MATERIAL:
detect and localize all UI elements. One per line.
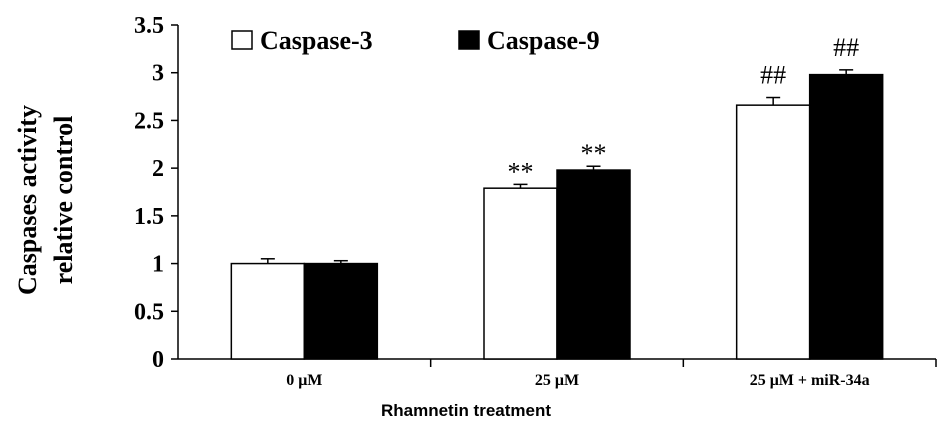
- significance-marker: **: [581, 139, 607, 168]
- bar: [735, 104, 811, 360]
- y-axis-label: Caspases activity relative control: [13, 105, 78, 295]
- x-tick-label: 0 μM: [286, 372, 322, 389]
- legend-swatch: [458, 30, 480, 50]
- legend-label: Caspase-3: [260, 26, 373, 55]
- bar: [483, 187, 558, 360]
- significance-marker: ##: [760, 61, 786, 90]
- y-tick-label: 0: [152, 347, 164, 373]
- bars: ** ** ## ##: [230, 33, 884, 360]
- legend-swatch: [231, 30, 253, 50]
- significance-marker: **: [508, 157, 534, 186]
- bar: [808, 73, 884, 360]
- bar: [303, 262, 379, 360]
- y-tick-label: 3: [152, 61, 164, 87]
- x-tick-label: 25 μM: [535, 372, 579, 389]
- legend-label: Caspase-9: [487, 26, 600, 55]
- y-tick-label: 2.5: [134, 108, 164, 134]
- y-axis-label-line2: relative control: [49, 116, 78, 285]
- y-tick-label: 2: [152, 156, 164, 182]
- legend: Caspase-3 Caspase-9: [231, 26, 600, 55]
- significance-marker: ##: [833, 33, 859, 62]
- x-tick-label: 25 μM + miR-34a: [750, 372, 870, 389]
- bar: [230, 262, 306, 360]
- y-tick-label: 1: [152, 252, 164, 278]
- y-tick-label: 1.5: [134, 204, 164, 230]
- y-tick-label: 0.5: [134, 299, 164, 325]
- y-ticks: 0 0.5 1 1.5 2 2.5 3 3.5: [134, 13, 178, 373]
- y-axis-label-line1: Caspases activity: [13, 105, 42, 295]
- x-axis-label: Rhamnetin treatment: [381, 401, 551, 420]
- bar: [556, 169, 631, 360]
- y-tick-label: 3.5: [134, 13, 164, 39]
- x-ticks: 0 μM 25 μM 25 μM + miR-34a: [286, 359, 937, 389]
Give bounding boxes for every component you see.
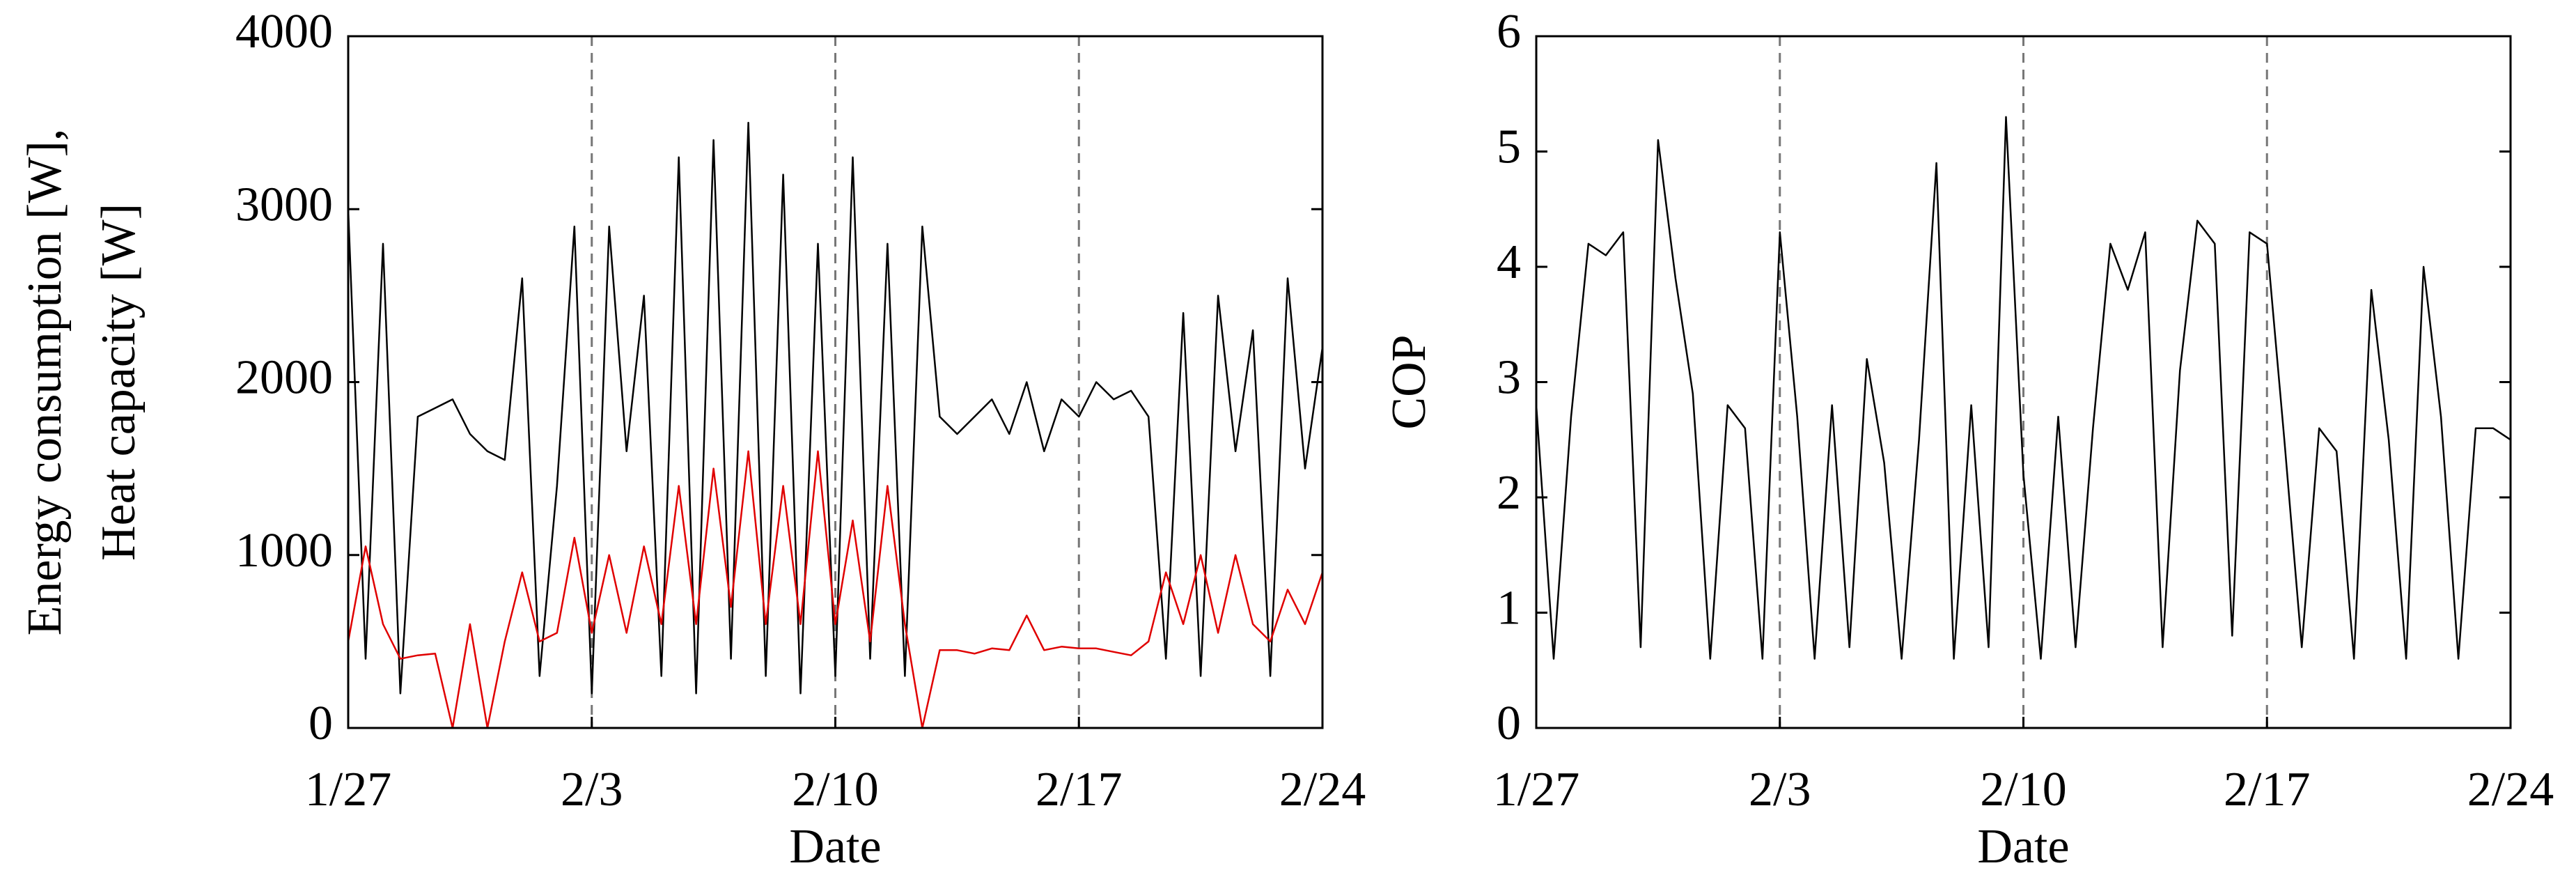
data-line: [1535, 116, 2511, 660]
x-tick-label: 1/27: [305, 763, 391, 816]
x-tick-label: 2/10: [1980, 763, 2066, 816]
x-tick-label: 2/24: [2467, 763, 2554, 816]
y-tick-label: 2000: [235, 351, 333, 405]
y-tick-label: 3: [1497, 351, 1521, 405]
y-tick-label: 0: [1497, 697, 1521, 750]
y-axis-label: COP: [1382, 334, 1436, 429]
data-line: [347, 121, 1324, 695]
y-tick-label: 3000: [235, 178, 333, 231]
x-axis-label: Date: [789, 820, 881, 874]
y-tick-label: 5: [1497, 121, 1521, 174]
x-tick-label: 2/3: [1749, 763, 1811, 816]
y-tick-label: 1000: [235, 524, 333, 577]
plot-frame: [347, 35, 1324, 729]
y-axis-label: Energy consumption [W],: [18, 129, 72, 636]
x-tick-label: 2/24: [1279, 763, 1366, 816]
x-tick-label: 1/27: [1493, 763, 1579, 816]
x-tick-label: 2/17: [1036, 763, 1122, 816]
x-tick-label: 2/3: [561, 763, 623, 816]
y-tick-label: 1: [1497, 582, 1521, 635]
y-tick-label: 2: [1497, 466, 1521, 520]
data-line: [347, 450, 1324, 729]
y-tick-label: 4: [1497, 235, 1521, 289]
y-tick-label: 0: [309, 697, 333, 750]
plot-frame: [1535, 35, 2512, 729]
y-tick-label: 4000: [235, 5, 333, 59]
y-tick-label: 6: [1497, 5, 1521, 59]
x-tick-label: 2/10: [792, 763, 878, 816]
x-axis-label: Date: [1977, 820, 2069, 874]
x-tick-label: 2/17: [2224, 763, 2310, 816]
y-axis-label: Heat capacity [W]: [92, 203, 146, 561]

AIM OF THE TASK: Please give again the stretch of the records from the line containing "data-line: [1535, 116, 2511, 660]" through the line containing "data-line: [347, 450, 1324, 729]", replacing "Energy consumption" with "Power consumption" and leaving everything else unchanged.

THE ANSWER:
data-line: [1535, 116, 2511, 660]
x-tick-label: 1/27: [305, 763, 391, 816]
x-tick-label: 2/10: [1980, 763, 2066, 816]
x-tick-label: 2/24: [2467, 763, 2554, 816]
y-tick-label: 2000: [235, 351, 333, 405]
y-tick-label: 3: [1497, 351, 1521, 405]
y-tick-label: 0: [1497, 697, 1521, 750]
y-axis-label: COP: [1382, 334, 1436, 429]
data-line: [347, 121, 1324, 695]
y-tick-label: 3000: [235, 178, 333, 231]
x-axis-label: Date: [789, 820, 881, 874]
y-tick-label: 5: [1497, 121, 1521, 174]
x-tick-label: 2/3: [1749, 763, 1811, 816]
y-tick-label: 1000: [235, 524, 333, 577]
plot-frame: [347, 35, 1324, 729]
y-axis-label: Power consumption [W],: [18, 129, 72, 636]
x-tick-label: 2/24: [1279, 763, 1366, 816]
x-tick-label: 1/27: [1493, 763, 1579, 816]
x-tick-label: 2/17: [1036, 763, 1122, 816]
x-tick-label: 2/3: [561, 763, 623, 816]
y-tick-label: 1: [1497, 582, 1521, 635]
y-tick-label: 2: [1497, 466, 1521, 520]
data-line: [347, 450, 1324, 729]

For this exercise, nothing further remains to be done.